### What you should do
Identify the lines that contain the string "JSON" and copy all of them.
>> Start Exercise inputs
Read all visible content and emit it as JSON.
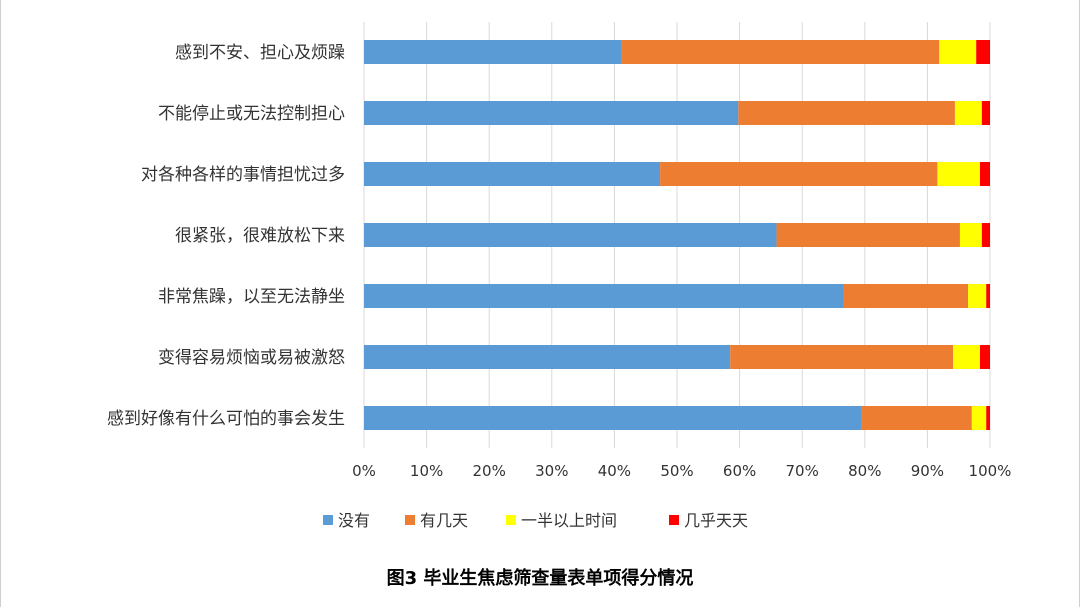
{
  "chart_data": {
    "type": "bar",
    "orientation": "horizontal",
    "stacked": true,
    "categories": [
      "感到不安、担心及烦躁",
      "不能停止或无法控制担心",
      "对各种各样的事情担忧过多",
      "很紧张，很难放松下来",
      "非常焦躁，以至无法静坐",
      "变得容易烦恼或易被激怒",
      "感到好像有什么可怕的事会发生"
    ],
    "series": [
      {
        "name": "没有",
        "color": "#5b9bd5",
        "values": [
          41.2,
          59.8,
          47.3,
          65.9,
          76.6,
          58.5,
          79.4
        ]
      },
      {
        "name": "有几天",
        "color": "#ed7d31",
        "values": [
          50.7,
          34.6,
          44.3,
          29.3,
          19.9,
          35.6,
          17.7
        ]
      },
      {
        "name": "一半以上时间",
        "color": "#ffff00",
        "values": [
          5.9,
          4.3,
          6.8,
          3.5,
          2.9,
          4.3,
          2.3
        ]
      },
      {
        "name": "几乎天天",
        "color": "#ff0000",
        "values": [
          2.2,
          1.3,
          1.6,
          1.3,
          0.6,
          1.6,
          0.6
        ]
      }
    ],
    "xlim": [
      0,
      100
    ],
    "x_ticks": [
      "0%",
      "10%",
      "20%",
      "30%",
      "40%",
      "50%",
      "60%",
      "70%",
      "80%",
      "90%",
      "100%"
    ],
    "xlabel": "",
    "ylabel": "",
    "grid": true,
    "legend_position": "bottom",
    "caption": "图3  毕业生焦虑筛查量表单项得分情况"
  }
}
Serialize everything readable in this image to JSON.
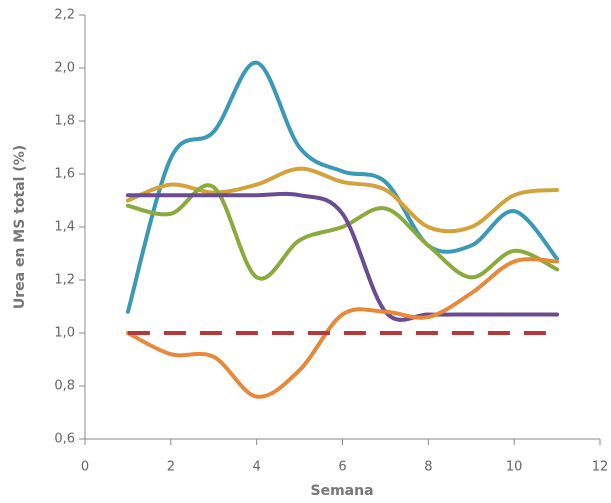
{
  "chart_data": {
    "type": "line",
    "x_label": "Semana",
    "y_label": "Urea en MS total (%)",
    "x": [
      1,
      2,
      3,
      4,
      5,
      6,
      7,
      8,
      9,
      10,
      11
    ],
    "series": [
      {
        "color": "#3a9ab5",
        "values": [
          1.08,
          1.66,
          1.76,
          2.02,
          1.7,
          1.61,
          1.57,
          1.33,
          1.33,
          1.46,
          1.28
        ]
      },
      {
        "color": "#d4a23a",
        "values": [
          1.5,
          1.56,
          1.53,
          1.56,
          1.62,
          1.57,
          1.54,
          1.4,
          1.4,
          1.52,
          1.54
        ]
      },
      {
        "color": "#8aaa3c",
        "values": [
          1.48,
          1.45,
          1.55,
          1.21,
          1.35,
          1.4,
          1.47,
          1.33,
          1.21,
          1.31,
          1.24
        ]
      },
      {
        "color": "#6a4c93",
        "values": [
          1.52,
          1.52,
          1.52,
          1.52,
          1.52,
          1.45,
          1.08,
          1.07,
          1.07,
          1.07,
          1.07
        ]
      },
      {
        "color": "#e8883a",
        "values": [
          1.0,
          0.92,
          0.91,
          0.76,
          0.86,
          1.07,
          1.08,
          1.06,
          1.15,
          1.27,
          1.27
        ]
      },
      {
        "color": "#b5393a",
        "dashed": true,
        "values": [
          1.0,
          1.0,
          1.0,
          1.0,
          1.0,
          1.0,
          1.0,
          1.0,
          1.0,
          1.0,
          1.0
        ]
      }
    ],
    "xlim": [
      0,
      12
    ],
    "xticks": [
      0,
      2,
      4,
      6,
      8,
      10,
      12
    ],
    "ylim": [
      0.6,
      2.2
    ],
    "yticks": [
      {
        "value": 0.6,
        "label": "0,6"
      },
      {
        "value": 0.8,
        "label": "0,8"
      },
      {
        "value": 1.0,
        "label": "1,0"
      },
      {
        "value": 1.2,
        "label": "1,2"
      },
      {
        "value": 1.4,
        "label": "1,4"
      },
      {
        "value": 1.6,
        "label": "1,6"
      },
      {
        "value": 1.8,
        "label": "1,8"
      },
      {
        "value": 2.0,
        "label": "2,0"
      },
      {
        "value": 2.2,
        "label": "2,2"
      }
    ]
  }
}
>> End Exercise inputs
### Result of the task
Read all visible content and emit it as JSON.
Serialize everything readable in this image to JSON.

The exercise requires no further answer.